Wherever the word "United" appears in a line, copy that line.
Begin Records shown
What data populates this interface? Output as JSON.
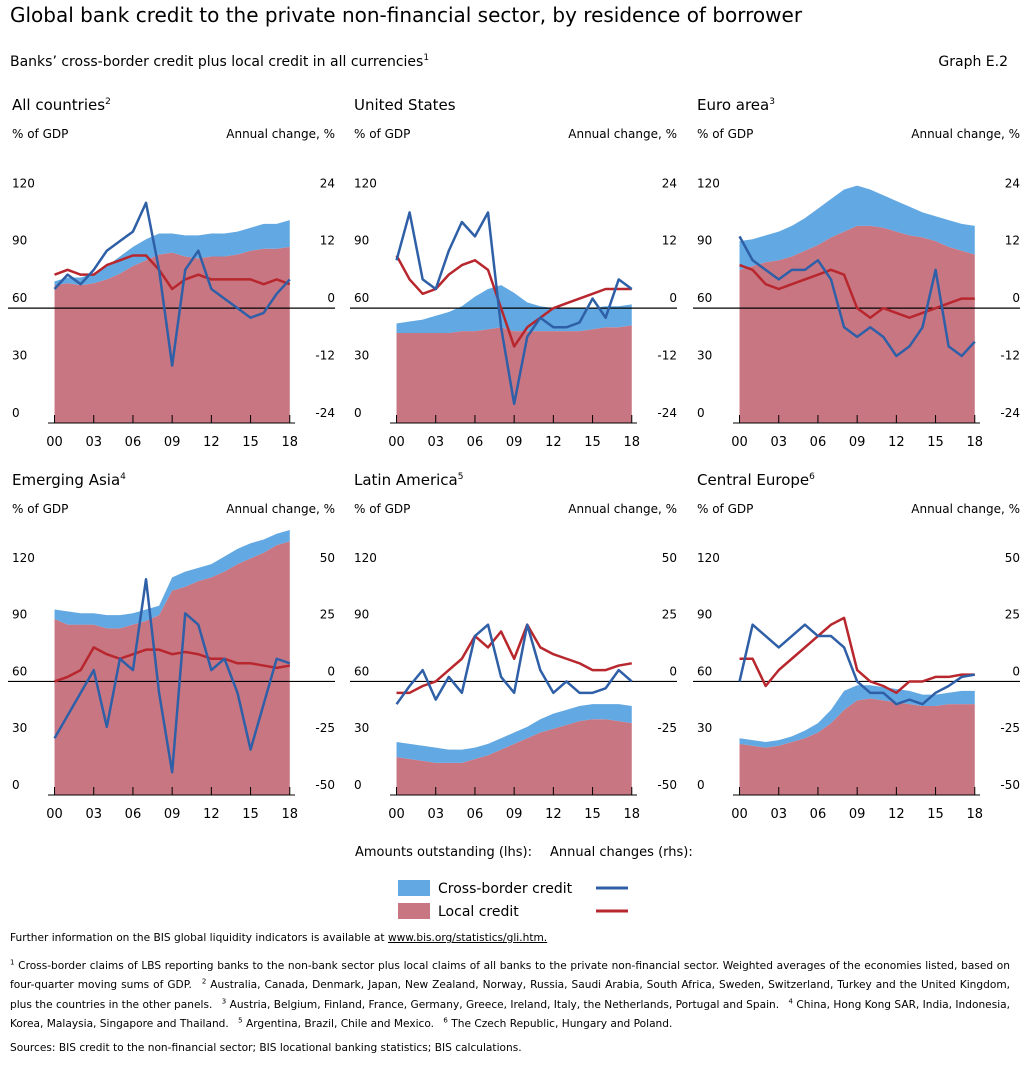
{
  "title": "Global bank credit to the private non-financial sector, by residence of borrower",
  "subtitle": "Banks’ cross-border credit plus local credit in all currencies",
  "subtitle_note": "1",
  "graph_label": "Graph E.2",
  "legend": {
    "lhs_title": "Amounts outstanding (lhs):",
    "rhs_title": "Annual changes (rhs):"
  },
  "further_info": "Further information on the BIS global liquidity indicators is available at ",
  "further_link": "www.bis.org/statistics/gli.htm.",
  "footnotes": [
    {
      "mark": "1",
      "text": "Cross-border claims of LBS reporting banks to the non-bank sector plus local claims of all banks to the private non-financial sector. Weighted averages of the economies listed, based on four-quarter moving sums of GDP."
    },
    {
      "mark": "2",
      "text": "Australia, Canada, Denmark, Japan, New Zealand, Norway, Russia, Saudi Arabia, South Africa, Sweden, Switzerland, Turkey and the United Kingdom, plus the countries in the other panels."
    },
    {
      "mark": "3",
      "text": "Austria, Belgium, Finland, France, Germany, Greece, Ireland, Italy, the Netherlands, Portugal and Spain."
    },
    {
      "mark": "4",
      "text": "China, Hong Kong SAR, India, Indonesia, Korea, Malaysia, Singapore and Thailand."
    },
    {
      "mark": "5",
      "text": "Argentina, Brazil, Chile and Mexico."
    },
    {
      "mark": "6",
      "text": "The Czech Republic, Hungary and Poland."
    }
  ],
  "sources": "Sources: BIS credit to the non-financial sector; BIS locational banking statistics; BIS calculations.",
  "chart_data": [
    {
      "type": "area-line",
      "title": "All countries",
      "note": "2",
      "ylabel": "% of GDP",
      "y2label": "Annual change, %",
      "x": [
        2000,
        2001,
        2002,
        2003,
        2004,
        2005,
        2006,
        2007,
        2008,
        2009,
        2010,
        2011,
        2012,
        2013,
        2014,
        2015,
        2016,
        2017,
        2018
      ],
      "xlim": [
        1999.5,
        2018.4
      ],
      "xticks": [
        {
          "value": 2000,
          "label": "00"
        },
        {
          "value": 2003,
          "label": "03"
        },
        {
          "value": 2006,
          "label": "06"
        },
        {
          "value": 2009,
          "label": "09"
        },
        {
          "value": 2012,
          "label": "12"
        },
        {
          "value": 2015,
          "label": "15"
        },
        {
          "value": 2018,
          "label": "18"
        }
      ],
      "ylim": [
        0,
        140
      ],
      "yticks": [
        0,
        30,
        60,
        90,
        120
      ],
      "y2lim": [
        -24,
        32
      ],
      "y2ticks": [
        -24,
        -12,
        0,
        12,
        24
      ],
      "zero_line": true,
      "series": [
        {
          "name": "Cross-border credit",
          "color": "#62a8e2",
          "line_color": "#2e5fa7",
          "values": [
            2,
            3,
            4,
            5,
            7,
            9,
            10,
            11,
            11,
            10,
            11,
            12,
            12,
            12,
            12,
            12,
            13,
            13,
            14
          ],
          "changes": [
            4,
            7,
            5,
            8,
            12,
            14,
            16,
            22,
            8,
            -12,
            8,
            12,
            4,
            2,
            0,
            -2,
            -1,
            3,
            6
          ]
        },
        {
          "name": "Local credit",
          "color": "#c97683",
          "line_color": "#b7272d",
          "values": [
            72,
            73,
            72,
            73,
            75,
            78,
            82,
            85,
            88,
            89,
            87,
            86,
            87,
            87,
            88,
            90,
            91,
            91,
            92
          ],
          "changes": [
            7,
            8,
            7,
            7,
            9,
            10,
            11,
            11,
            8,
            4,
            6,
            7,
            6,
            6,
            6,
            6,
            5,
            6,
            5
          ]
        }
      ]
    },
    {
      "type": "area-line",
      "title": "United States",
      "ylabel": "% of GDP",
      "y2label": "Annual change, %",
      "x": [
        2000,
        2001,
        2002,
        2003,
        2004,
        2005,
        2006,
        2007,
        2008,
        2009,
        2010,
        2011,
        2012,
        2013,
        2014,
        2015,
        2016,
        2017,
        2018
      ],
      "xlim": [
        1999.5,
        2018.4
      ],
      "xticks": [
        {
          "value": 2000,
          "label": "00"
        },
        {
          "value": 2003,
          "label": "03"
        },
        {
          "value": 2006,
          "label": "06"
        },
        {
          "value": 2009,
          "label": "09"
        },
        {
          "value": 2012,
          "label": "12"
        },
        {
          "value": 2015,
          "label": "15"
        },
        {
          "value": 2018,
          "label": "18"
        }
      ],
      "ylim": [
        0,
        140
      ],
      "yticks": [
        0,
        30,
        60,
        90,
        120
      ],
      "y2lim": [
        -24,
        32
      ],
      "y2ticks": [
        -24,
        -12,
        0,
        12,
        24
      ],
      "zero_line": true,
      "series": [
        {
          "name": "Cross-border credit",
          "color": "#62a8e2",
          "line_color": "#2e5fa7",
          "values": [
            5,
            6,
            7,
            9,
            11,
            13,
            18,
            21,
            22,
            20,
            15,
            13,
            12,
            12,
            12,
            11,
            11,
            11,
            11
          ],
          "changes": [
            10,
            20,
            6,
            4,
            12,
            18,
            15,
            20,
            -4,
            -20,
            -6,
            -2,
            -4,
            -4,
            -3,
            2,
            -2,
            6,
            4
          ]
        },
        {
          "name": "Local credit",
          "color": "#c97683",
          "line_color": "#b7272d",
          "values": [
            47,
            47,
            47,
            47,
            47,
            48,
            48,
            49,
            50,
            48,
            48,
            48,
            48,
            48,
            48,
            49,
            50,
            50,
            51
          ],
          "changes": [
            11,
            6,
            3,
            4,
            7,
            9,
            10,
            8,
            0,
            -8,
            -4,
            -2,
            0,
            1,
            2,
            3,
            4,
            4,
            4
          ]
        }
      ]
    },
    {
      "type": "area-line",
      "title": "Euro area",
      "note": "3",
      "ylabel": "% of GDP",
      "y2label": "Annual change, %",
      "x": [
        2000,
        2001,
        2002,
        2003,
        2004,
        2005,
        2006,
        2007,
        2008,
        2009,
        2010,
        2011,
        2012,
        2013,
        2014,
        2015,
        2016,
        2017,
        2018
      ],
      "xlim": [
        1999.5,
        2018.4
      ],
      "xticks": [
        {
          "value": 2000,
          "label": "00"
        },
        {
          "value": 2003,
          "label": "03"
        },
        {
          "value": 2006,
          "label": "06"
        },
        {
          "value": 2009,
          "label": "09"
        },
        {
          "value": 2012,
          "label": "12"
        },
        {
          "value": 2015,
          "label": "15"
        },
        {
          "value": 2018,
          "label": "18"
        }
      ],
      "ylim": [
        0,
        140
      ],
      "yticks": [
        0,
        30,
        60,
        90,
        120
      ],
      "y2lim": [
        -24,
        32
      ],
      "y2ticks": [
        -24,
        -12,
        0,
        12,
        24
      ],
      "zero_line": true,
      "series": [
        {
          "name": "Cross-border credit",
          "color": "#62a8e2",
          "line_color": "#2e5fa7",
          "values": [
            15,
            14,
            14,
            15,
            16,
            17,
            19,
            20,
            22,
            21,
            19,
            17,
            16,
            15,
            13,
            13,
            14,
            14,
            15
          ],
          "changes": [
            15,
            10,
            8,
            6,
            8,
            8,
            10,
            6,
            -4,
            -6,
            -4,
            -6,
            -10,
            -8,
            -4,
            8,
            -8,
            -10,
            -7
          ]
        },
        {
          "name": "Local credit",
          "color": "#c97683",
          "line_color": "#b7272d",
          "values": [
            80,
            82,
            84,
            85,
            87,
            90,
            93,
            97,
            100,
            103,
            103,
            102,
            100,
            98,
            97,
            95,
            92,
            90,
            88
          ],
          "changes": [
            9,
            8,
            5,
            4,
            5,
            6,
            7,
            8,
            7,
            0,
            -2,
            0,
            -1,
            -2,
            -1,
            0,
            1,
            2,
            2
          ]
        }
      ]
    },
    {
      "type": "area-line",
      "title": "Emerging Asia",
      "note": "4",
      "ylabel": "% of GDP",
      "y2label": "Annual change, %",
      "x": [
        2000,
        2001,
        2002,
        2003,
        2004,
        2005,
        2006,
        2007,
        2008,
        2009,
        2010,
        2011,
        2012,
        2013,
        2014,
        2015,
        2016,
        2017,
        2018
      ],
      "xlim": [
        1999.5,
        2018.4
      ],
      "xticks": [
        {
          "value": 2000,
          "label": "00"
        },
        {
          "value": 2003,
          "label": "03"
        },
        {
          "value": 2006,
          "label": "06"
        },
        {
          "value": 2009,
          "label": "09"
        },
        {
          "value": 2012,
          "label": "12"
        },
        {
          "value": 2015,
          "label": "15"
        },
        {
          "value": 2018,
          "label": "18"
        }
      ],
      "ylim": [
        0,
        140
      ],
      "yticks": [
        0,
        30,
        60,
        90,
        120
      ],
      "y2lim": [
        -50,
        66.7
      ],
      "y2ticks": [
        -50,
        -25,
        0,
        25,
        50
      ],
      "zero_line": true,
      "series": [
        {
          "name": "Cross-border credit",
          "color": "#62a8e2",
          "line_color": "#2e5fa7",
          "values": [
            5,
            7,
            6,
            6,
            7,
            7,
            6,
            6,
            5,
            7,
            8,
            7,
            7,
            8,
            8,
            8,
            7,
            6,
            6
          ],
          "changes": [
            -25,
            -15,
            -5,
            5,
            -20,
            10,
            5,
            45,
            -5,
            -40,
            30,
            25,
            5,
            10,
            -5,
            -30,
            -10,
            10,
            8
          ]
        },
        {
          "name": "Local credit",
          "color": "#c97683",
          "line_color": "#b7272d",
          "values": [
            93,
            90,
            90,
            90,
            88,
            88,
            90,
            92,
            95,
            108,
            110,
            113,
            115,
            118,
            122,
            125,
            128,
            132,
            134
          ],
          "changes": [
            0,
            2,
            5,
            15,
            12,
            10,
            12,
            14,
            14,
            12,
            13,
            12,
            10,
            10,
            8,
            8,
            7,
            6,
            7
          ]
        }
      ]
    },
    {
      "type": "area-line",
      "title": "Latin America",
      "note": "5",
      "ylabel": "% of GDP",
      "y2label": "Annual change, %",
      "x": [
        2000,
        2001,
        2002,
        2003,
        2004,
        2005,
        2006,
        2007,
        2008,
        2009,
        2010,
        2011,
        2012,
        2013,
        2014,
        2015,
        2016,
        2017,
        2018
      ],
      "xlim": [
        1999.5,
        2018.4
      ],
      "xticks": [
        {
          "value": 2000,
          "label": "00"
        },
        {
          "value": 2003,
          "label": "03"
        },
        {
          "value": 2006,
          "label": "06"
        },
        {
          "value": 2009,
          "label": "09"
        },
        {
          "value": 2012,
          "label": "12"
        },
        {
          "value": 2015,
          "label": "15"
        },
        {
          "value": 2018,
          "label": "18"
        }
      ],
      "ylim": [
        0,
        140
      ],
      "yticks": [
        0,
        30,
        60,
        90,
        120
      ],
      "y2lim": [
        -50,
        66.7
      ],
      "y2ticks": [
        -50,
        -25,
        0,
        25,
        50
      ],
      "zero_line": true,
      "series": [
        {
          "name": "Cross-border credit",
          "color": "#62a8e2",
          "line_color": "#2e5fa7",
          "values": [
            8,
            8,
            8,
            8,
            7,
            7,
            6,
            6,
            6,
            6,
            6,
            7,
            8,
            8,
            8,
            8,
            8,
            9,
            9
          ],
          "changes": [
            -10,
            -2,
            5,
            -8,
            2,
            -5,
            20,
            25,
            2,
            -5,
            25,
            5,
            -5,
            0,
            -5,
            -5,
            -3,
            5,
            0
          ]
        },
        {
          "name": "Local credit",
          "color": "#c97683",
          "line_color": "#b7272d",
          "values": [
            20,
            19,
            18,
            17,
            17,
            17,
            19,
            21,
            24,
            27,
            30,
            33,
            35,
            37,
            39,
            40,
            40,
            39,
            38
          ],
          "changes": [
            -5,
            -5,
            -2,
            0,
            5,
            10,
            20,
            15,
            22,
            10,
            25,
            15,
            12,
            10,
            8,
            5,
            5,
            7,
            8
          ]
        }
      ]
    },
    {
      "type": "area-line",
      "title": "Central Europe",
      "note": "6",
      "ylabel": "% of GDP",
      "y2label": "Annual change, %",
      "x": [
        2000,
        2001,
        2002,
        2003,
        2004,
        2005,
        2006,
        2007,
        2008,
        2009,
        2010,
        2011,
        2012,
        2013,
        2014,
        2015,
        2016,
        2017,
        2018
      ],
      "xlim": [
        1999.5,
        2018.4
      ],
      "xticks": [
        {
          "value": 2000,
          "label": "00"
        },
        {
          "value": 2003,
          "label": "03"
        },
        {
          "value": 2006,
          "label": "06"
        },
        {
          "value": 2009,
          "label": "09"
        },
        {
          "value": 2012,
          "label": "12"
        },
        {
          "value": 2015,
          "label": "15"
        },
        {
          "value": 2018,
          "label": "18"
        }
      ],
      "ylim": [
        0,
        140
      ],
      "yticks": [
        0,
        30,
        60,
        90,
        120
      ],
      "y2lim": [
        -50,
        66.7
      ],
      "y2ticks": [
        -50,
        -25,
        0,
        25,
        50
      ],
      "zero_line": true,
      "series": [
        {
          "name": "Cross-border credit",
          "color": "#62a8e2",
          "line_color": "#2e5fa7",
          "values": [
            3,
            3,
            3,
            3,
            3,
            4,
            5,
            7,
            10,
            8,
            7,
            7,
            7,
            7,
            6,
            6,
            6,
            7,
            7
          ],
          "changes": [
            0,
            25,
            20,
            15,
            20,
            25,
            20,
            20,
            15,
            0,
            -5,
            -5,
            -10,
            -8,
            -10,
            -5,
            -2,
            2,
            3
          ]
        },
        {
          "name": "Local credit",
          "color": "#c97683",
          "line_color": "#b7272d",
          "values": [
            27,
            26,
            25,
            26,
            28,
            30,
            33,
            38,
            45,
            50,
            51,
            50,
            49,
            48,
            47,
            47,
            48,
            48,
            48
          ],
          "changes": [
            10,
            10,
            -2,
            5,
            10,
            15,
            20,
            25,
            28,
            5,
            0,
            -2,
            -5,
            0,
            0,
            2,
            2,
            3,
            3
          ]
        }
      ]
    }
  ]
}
End Records shown
Output
      "text": "Australia, Canada, Denmark, Japan, New Zealand, Norway, Russia, Saudi Arabia, South Africa, Sweden, Switzerland, Turkey and the United Kingdom, plus the countries in the other panels."
      "title": "United States",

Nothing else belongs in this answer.